Saved entries:
------

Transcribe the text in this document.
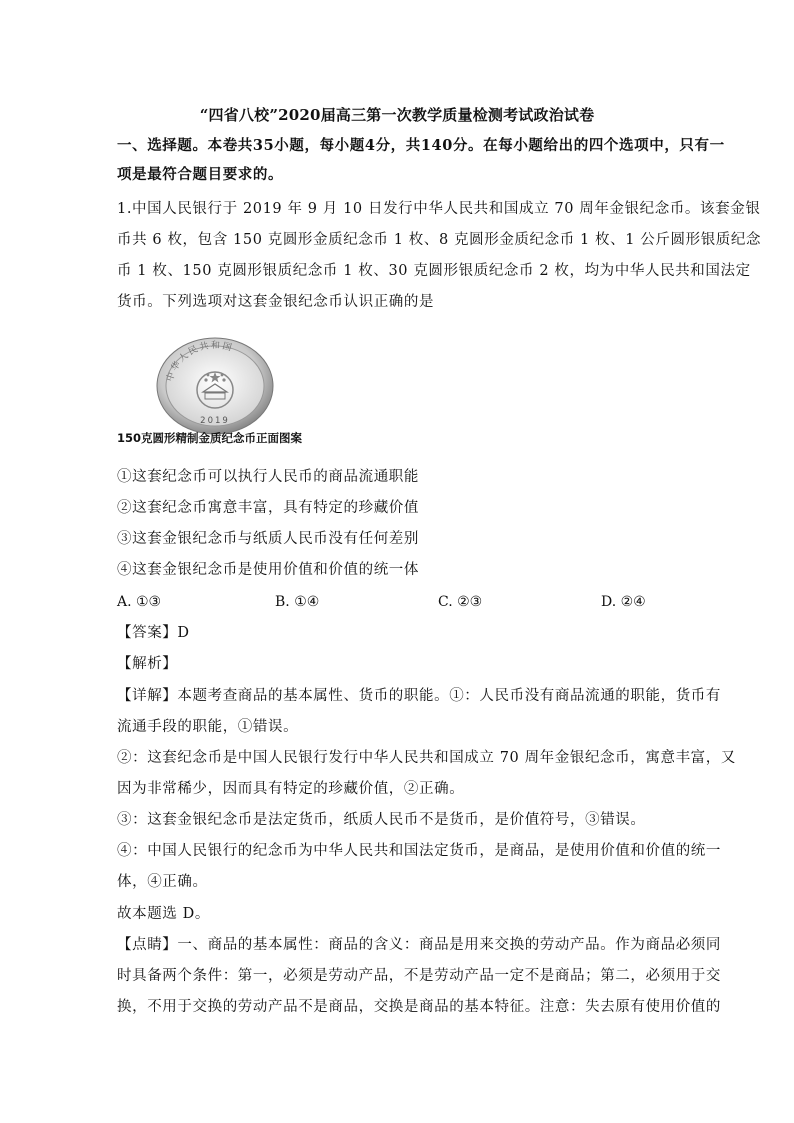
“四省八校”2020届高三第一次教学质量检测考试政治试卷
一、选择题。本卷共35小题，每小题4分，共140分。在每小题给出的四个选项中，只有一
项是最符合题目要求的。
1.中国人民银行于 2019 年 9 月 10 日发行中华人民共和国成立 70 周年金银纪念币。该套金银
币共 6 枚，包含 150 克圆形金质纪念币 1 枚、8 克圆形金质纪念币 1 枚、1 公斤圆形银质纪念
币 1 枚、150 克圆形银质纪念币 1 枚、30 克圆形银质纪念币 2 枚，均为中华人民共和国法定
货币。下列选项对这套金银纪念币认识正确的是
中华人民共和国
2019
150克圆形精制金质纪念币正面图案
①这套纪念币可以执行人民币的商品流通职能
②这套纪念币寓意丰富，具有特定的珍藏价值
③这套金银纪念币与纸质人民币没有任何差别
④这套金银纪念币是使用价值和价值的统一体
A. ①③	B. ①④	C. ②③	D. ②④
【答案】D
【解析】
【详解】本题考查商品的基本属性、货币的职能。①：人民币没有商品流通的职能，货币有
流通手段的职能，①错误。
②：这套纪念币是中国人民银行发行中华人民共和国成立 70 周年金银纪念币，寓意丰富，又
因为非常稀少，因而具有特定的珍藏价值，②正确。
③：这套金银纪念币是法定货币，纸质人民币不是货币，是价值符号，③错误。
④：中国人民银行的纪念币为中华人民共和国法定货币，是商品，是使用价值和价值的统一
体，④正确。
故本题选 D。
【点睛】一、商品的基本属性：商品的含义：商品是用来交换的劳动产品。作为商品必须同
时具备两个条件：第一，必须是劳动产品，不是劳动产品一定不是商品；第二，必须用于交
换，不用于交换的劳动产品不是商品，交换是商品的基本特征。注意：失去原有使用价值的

------

> **Task to complete**:
Copy each line above that contains the string "周年金银纪念币".

> **Reply to the task**:
1.中国人民银行于 2019 年 9 月 10 日发行中华人民共和国成立 70 周年金银纪念币。该套金银
②：这套纪念币是中国人民银行发行中华人民共和国成立 70 周年金银纪念币，寓意丰富，又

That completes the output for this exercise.